_Directive_.
Print out each entry below exactly, please.

_Recorded information_.
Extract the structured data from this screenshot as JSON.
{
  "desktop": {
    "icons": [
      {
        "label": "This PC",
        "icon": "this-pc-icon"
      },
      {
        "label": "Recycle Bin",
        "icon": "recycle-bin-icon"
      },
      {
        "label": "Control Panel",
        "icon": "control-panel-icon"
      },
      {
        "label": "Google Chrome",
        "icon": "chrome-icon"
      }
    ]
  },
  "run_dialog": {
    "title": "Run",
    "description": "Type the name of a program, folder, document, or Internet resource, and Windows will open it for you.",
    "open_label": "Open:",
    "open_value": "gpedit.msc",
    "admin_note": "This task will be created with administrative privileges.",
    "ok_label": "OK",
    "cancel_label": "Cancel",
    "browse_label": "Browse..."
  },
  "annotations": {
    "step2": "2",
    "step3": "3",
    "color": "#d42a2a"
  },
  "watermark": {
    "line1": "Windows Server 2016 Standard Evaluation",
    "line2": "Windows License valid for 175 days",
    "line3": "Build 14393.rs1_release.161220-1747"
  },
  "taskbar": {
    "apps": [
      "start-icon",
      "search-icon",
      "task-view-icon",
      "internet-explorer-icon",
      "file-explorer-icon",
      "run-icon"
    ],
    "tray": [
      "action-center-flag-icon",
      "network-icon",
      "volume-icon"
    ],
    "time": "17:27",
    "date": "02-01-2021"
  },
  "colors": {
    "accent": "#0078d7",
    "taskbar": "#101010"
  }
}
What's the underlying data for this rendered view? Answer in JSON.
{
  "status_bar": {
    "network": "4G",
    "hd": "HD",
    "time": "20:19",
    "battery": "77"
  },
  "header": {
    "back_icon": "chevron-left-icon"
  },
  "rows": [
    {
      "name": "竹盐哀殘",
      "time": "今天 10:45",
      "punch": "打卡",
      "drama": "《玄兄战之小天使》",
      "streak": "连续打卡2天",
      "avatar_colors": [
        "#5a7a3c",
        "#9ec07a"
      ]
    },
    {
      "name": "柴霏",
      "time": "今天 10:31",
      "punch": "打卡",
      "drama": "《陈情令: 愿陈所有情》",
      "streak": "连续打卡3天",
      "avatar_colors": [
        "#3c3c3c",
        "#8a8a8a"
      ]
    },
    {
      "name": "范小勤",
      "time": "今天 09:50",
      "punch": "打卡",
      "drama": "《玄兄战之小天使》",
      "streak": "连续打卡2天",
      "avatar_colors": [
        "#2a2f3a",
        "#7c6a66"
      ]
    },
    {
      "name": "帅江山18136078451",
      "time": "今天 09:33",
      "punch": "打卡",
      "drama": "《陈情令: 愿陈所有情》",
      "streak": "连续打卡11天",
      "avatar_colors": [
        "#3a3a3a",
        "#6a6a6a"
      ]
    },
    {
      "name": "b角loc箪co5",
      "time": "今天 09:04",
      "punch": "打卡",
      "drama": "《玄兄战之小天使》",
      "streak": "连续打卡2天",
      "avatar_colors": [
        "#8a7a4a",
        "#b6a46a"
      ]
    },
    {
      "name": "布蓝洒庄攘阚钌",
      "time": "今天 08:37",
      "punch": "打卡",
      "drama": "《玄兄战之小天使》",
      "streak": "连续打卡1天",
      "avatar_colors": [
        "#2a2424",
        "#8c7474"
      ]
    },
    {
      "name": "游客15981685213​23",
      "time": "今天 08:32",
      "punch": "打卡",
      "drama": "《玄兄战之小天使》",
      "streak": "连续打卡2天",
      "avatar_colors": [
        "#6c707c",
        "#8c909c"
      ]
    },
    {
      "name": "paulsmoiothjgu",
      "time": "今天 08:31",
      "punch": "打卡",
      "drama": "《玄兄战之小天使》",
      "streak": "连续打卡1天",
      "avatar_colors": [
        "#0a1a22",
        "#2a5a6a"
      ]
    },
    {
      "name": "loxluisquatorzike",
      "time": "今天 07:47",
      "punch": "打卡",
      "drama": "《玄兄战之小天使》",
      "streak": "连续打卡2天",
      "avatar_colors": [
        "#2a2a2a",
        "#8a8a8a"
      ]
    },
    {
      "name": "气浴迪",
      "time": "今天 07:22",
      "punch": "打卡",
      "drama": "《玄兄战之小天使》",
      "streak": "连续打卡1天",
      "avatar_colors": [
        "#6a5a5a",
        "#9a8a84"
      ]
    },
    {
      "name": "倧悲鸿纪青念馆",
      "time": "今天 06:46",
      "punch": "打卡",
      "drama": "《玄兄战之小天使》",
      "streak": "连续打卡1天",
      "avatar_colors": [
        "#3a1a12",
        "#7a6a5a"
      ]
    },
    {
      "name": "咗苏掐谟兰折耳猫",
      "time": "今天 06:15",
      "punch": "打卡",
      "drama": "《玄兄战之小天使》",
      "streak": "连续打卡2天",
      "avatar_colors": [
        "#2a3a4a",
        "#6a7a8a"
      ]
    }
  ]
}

_Answer for the task_.
Extract the structured data from this screenshot as JSON.
{
  "desktop": {
    "icons": [
      {
        "label": "This PC",
        "icon": "this-pc-icon"
      },
      {
        "label": "Recycle Bin",
        "icon": "recycle-bin-icon"
      },
      {
        "label": "Control Panel",
        "icon": "control-panel-icon"
      },
      {
        "label": "Google Chrome",
        "icon": "chrome-icon"
      }
    ]
  },
  "run_dialog": {
    "title": "Run",
    "description": "Type the name of a program, folder, document, or Internet resource, and Windows will open it for you.",
    "open_label": "Open:",
    "open_value": "gpedit.msc",
    "admin_note": "This task will be created with administrative privileges.",
    "ok_label": "OK",
    "cancel_label": "Cancel",
    "browse_label": "Browse..."
  },
  "annotations": {
    "step2": "2",
    "step3": "3",
    "color": "#d42a2a"
  },
  "watermark": {
    "line1": "Windows Server 2016 Standard Evaluation",
    "line2": "Windows License valid for 175 days",
    "line3": "Build 14393.rs1_release.161220-1747"
  },
  "taskbar": {
    "apps": [
      "start-icon",
      "search-icon",
      "task-view-icon",
      "internet-explorer-icon",
      "file-explorer-icon",
      "run-icon"
    ],
    "tray": [
      "action-center-flag-icon",
      "network-icon",
      "volume-icon"
    ],
    "time": "17:27",
    "date": "02-01-2021"
  },
  "colors": {
    "accent": "#0078d7",
    "taskbar": "#101010"
  }
}
What's the underlying data for this rendered view? Answer in JSON.
{
  "status_bar": {
    "network": "4G",
    "hd": "HD",
    "time": "20:19",
    "battery": "77"
  },
  "header": {
    "back_icon": "chevron-left-icon"
  },
  "rows": [
    {
      "name": "竹盐哀殘",
      "time": "今天 10:45",
      "punch": "打卡",
      "drama": "《玄兄战之小天使》",
      "streak": "连续打卡2天",
      "avatar_colors": [
        "#5a7a3c",
        "#9ec07a"
      ]
    },
    {
      "name": "柴霏",
      "time": "今天 10:31",
      "punch": "打卡",
      "drama": "《陈情令: 愿陈所有情》",
      "streak": "连续打卡3天",
      "avatar_colors": [
        "#3c3c3c",
        "#8a8a8a"
      ]
    },
    {
      "name": "范小勤",
      "time": "今天 09:50",
      "punch": "打卡",
      "drama": "《玄兄战之小天使》",
      "streak": "连续打卡2天",
      "avatar_colors": [
        "#2a2f3a",
        "#7c6a66"
      ]
    },
    {
      "name": "帅江山18136078451",
      "time": "今天 09:33",
      "punch": "打卡",
      "drama": "《陈情令: 愿陈所有情》",
      "streak": "连续打卡11天",
      "avatar_colors": [
        "#3a3a3a",
        "#6a6a6a"
      ]
    },
    {
      "name": "b角loc箪co5",
      "time": "今天 09:04",
      "punch": "打卡",
      "drama": "《玄兄战之小天使》",
      "streak": "连续打卡2天",
      "avatar_colors": [
        "#8a7a4a",
        "#b6a46a"
      ]
    },
    {
      "name": "布蓝洒庄攘阚钌",
      "time": "今天 08:37",
      "punch": "打卡",
      "drama": "《玄兄战之小天使》",
      "streak": "连续打卡1天",
      "avatar_colors": [
        "#2a2424",
        "#8c7474"
      ]
    },
    {
      "name": "游客15981685213​23",
      "time": "今天 08:32",
      "punch": "打卡",
      "drama": "《玄兄战之小天使》",
      "streak": "连续打卡2天",
      "avatar_colors": [
        "#6c707c",
        "#8c909c"
      ]
    },
    {
      "name": "paulsmoiothjgu",
      "time": "今天 08:31",
      "punch": "打卡",
      "drama": "《玄兄战之小天使》",
      "streak": "连续打卡1天",
      "avatar_colors": [
        "#0a1a22",
        "#2a5a6a"
      ]
    },
    {
      "name": "loxluisquatorzike",
      "time": "今天 07:47",
      "punch": "打卡",
      "drama": "《玄兄战之小天使》",
      "streak": "连续打卡2天",
      "avatar_colors": [
        "#2a2a2a",
        "#8a8a8a"
      ]
    },
    {
      "name": "气浴迪",
      "time": "今天 07:22",
      "punch": "打卡",
      "drama": "《玄兄战之小天使》",
      "streak": "连续打卡1天",
      "avatar_colors": [
        "#6a5a5a",
        "#9a8a84"
      ]
    },
    {
      "name": "倧悲鸿纪青念馆",
      "time": "今天 06:46",
      "punch": "打卡",
      "drama": "《玄兄战之小天使》",
      "streak": "连续打卡1天",
      "avatar_colors": [
        "#3a1a12",
        "#7a6a5a"
      ]
    },
    {
      "name": "咗苏掐谟兰折耳猫",
      "time": "今天 06:15",
      "punch": "打卡",
      "drama": "《玄兄战之小天使》",
      "streak": "连续打卡2天",
      "avatar_colors": [
        "#2a3a4a",
        "#6a7a8a"
      ]
    }
  ]
}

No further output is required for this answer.